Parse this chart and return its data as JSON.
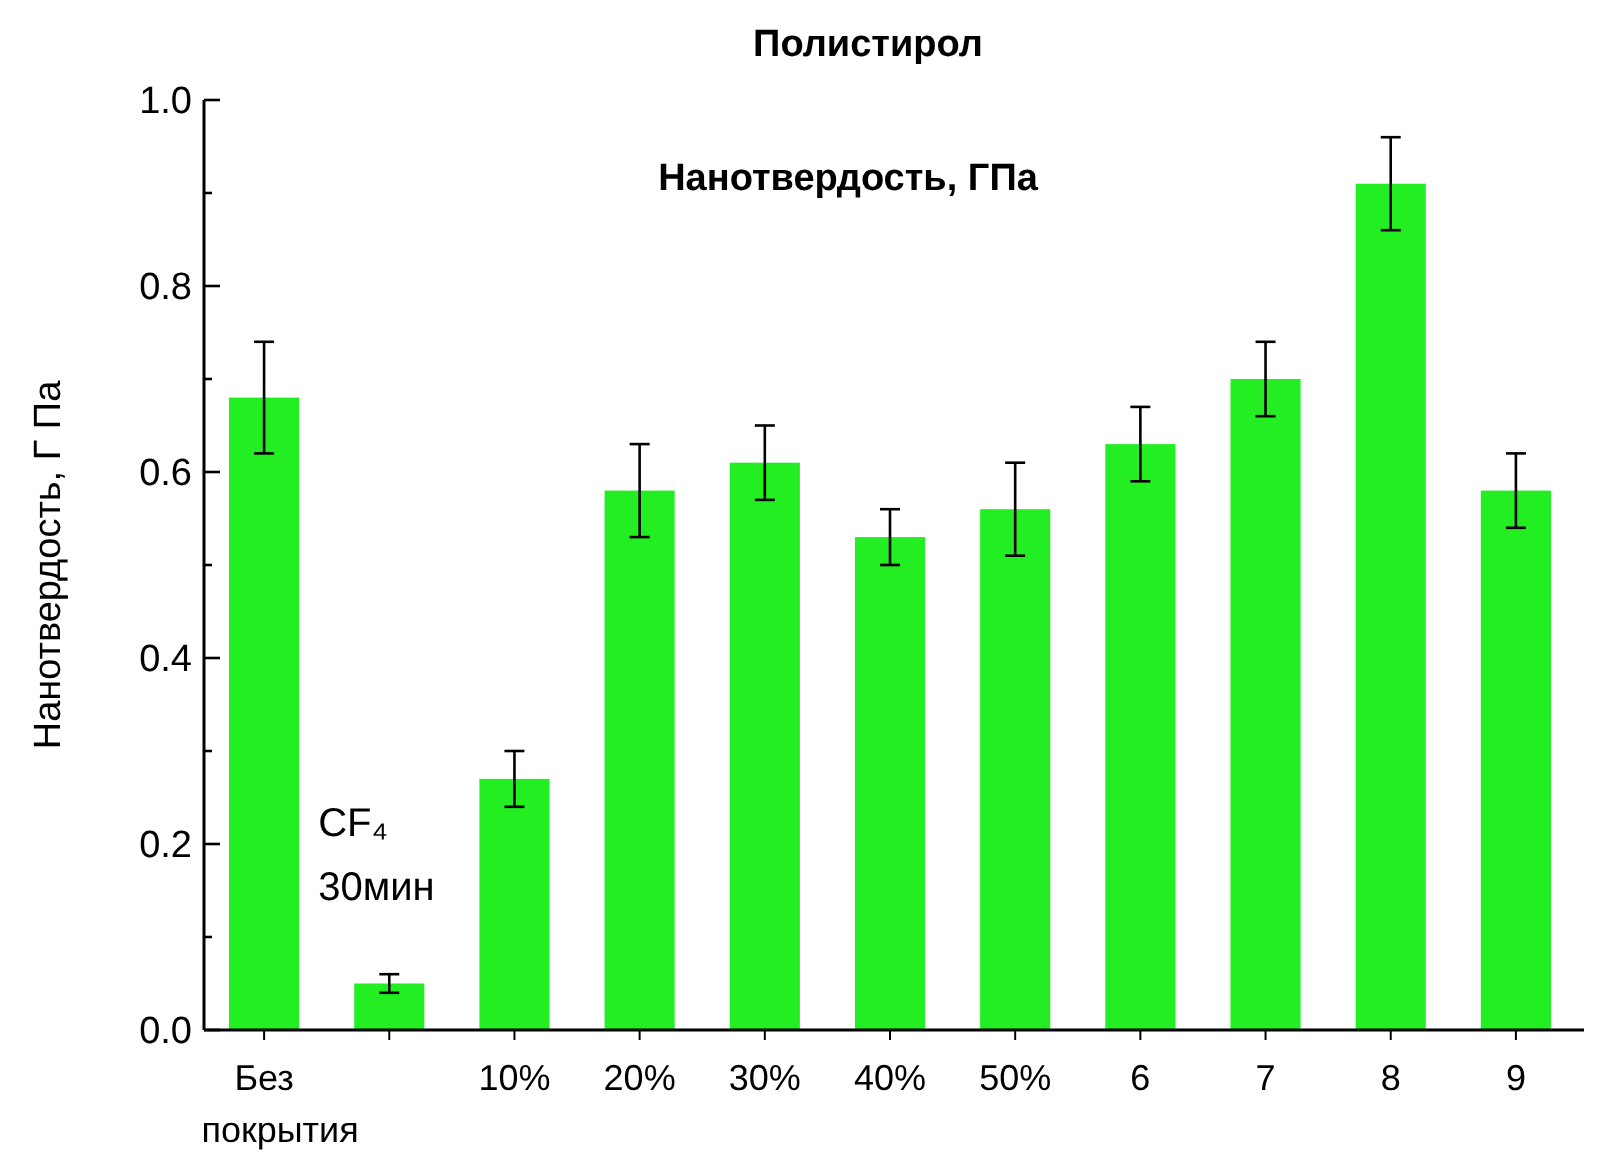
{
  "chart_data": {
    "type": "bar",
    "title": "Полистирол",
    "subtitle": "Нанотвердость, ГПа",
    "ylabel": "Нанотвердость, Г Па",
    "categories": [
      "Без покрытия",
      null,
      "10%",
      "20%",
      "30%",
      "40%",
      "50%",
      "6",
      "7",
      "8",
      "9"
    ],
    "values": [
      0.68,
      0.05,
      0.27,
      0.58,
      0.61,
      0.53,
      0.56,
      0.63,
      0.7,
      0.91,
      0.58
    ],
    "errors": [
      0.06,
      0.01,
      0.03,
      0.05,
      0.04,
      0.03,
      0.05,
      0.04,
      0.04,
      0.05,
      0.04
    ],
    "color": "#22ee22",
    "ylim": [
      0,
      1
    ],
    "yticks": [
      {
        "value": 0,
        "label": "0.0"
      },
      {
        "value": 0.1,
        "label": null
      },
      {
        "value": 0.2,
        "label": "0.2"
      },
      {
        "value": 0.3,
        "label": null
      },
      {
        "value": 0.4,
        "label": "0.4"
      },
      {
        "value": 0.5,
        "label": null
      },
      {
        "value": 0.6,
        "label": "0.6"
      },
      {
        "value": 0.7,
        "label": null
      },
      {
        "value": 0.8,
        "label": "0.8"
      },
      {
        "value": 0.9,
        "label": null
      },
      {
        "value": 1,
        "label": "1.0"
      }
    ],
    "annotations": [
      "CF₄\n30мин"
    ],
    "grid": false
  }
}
========================================
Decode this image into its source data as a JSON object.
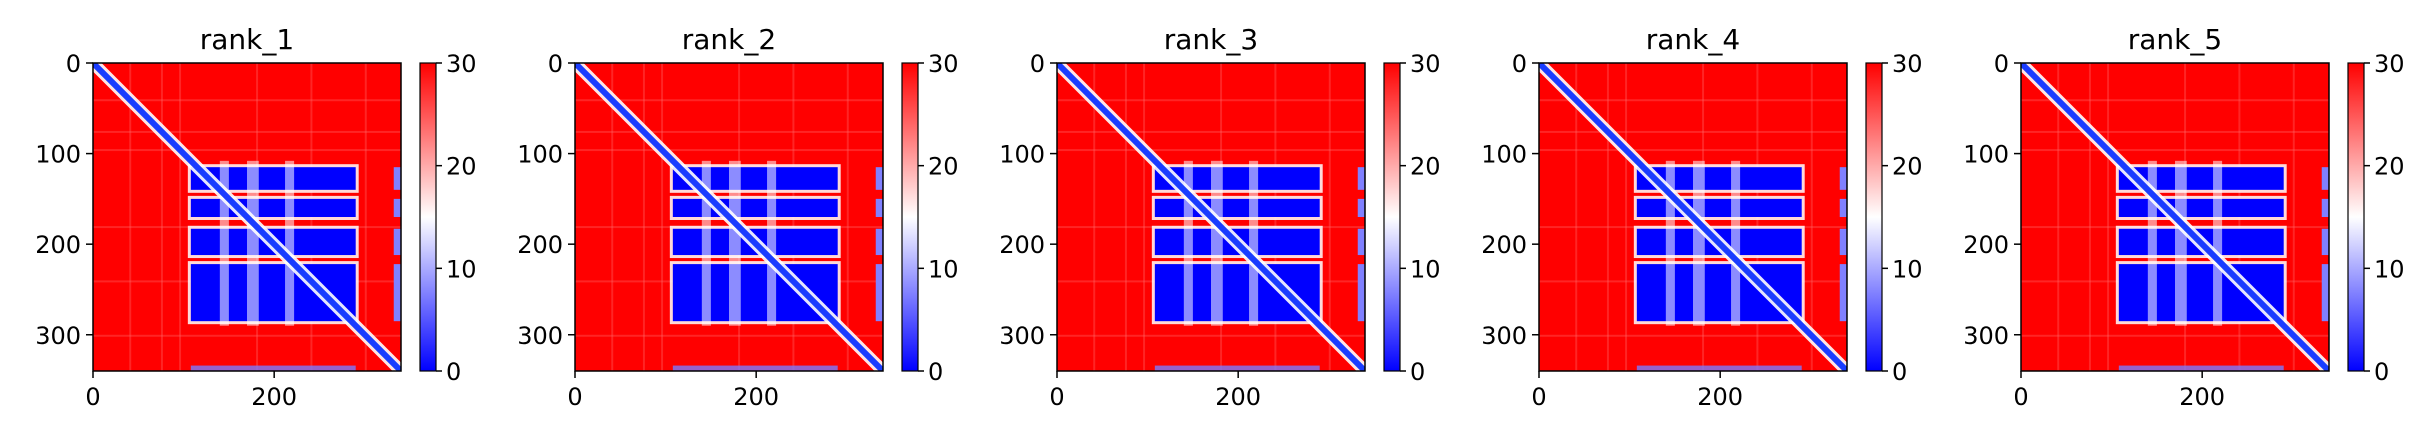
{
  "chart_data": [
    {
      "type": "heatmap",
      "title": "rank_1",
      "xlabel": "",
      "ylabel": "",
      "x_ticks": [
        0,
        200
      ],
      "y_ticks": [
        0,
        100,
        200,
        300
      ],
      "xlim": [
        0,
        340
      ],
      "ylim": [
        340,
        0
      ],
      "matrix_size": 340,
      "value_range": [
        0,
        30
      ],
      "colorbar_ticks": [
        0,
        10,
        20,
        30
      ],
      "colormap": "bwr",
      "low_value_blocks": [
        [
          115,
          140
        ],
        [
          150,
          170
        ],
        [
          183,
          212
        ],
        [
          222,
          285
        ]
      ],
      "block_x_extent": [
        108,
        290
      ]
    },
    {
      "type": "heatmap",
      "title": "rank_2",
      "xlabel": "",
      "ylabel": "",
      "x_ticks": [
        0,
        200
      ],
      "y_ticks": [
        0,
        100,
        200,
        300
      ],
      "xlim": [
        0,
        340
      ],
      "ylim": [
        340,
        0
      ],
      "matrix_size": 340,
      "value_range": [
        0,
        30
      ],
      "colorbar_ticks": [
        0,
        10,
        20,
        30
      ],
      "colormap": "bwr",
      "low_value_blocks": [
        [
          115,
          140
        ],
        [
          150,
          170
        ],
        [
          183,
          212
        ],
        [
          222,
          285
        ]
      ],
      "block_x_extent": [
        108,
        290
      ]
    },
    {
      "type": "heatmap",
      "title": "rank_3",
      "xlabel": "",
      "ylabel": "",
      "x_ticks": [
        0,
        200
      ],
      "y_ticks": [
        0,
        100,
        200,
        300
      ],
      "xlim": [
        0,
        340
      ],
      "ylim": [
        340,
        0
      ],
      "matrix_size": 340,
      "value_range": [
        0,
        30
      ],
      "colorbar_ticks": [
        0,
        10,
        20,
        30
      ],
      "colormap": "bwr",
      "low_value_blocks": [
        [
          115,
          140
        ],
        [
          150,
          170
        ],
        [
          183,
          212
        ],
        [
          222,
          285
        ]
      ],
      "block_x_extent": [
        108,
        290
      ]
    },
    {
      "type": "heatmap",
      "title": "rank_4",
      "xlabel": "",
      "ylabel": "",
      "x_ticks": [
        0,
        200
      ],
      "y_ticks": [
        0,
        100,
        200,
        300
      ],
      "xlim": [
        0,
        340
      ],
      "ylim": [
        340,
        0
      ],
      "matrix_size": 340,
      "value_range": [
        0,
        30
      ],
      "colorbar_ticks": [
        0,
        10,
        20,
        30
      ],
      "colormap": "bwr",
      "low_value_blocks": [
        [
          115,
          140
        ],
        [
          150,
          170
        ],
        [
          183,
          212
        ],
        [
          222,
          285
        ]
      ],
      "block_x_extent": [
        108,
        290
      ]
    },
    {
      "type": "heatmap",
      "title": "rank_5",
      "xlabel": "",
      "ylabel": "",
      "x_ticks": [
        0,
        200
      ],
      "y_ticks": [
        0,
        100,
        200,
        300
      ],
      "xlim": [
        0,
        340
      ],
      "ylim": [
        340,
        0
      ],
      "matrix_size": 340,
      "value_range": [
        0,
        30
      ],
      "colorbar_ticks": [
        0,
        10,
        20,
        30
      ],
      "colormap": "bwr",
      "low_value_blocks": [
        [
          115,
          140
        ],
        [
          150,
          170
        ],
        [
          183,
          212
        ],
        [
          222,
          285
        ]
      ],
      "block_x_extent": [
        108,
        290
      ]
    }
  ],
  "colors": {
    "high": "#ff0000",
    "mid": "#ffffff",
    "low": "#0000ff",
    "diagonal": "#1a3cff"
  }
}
========================================
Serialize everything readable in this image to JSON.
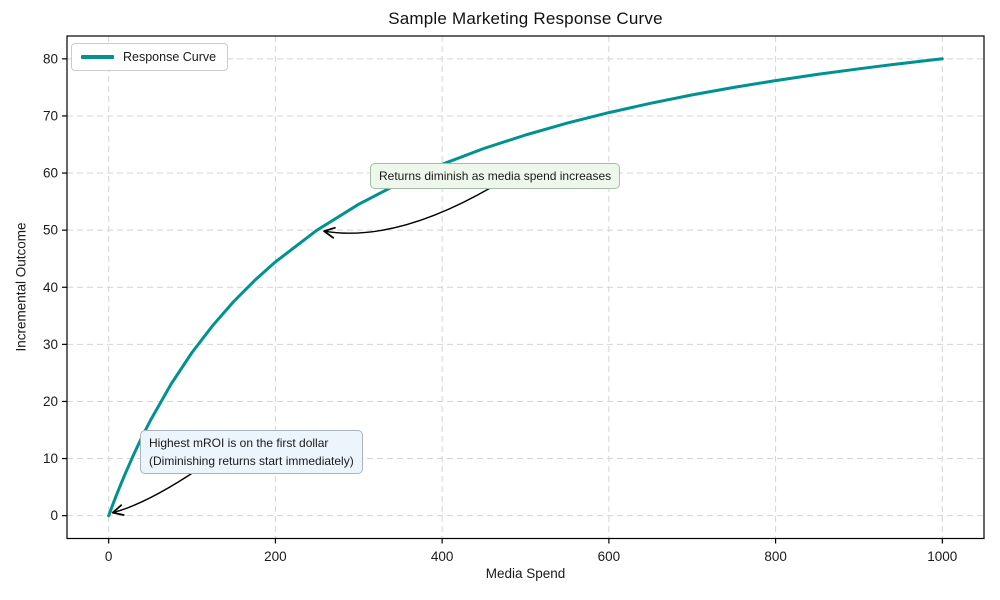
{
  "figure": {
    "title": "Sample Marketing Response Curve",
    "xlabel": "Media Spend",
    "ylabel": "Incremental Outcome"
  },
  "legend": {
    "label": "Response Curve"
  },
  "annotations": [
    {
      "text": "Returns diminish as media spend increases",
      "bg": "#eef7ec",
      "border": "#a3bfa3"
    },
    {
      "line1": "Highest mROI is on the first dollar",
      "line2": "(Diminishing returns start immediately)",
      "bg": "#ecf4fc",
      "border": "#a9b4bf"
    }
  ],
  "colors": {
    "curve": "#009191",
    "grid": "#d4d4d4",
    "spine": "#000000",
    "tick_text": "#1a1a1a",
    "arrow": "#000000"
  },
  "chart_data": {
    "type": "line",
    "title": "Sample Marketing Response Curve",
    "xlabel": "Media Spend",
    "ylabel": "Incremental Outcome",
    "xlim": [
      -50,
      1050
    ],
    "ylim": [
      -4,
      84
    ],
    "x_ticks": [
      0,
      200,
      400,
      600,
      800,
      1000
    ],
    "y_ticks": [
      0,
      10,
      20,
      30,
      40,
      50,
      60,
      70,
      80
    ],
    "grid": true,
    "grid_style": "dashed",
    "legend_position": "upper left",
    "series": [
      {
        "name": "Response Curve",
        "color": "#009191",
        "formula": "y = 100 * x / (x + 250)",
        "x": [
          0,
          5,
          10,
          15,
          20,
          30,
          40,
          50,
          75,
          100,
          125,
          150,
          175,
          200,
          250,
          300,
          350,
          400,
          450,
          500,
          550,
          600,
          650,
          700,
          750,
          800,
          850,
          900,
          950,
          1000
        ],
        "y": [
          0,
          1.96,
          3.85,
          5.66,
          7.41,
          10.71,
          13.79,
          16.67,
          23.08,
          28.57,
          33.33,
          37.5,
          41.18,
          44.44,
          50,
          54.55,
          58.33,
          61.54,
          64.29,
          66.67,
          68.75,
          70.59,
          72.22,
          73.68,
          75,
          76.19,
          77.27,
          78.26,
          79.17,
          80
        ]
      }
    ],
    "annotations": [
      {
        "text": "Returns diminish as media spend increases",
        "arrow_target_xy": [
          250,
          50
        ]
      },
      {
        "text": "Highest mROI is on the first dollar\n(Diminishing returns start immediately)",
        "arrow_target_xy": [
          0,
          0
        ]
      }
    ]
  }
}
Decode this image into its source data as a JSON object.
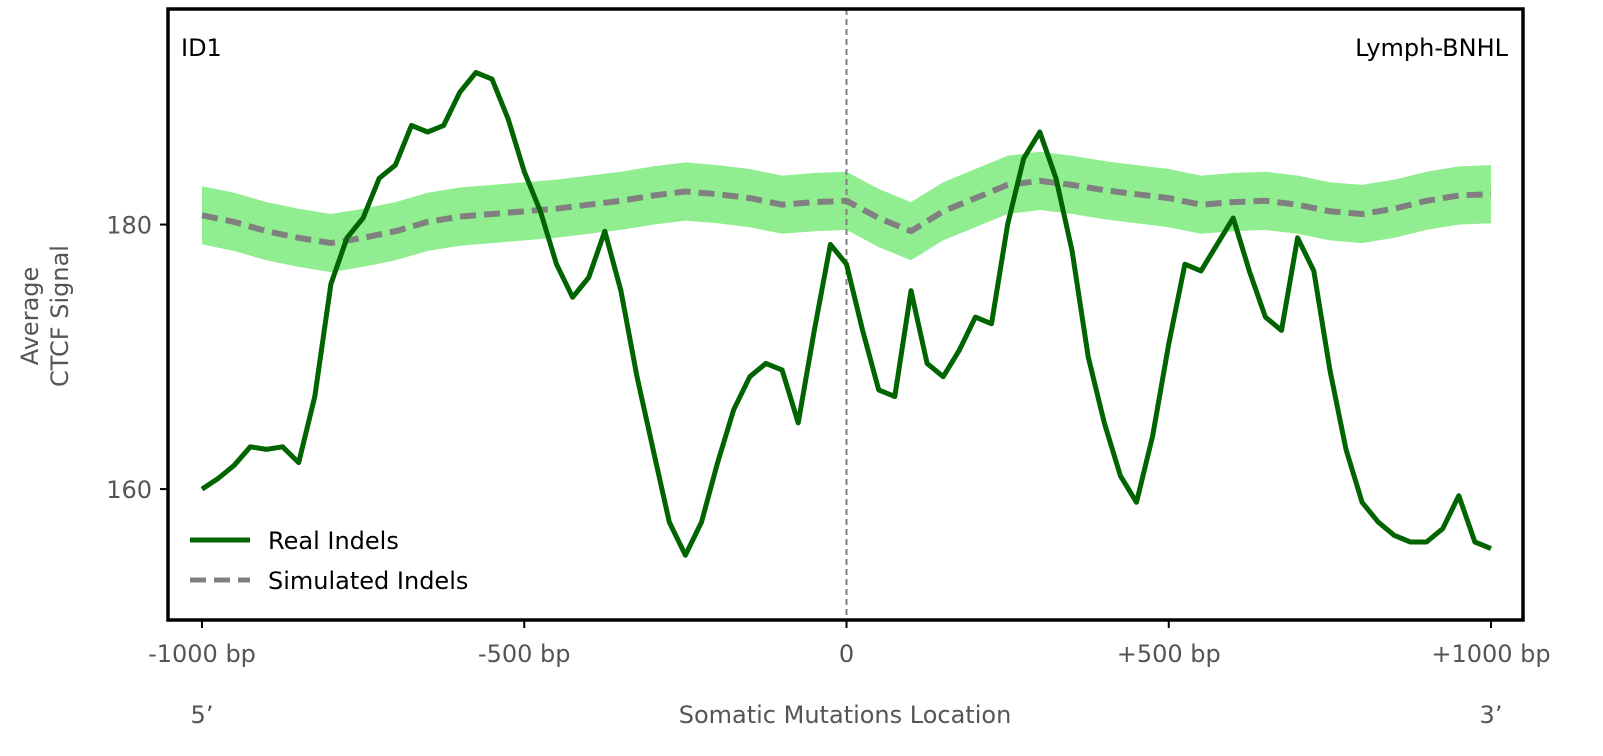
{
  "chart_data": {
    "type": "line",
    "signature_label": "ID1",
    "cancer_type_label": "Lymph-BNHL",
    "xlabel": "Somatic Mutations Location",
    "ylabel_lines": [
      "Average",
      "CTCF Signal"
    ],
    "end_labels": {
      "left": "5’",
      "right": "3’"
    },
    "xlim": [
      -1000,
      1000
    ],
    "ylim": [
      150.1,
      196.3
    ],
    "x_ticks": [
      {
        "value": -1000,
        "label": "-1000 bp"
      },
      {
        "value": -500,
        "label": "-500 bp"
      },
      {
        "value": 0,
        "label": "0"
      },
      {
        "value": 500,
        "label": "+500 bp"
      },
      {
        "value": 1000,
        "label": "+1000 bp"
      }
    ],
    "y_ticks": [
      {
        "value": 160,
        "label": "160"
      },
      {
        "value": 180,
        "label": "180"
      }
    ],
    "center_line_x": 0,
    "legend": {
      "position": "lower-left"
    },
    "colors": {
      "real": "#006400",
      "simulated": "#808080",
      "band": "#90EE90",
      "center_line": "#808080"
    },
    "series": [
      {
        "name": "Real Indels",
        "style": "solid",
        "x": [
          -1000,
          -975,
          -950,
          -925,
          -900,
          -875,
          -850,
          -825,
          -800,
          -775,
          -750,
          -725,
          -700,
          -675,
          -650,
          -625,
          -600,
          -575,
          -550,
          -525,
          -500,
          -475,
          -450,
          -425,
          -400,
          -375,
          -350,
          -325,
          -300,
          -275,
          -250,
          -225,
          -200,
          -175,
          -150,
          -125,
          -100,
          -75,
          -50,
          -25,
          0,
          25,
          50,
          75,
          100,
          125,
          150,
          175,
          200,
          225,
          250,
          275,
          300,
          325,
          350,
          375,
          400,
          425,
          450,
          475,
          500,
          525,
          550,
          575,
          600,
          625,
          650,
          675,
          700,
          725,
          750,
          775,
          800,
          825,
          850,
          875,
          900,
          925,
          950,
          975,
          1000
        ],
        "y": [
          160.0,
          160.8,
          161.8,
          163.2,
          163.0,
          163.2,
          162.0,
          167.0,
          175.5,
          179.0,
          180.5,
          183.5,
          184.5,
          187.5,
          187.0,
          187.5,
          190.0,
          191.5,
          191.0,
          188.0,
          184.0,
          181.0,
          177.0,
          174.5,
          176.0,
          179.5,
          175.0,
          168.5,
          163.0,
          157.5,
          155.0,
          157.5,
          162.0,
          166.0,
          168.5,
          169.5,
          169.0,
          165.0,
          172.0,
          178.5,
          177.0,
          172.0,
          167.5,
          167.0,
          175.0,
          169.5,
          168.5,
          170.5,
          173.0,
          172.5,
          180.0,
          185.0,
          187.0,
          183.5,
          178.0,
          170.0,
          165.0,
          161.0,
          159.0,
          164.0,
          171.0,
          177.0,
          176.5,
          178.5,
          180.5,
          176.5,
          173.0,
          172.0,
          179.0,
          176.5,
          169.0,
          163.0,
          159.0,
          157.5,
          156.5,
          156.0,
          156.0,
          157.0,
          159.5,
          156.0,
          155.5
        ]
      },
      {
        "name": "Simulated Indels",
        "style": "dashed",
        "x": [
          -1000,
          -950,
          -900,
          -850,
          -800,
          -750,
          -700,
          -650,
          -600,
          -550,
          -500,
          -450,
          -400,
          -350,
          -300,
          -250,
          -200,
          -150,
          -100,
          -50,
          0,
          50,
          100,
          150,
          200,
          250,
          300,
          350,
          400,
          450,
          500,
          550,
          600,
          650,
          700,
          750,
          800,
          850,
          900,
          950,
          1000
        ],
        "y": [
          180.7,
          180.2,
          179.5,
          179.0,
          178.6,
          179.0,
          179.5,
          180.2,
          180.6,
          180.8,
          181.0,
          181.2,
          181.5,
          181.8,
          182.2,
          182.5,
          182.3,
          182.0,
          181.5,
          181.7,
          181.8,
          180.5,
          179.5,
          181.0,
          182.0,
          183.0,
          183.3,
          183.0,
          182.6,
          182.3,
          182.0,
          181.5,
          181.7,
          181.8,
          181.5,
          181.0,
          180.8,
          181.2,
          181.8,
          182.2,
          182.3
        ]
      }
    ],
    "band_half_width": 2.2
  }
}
========================================
Pull out each line of the records holding the string "first".

      "line1": "Highest mROI is on the first dollar",
        "text": "Highest mROI is on the first dollar\n(Diminishing returns start immediately)",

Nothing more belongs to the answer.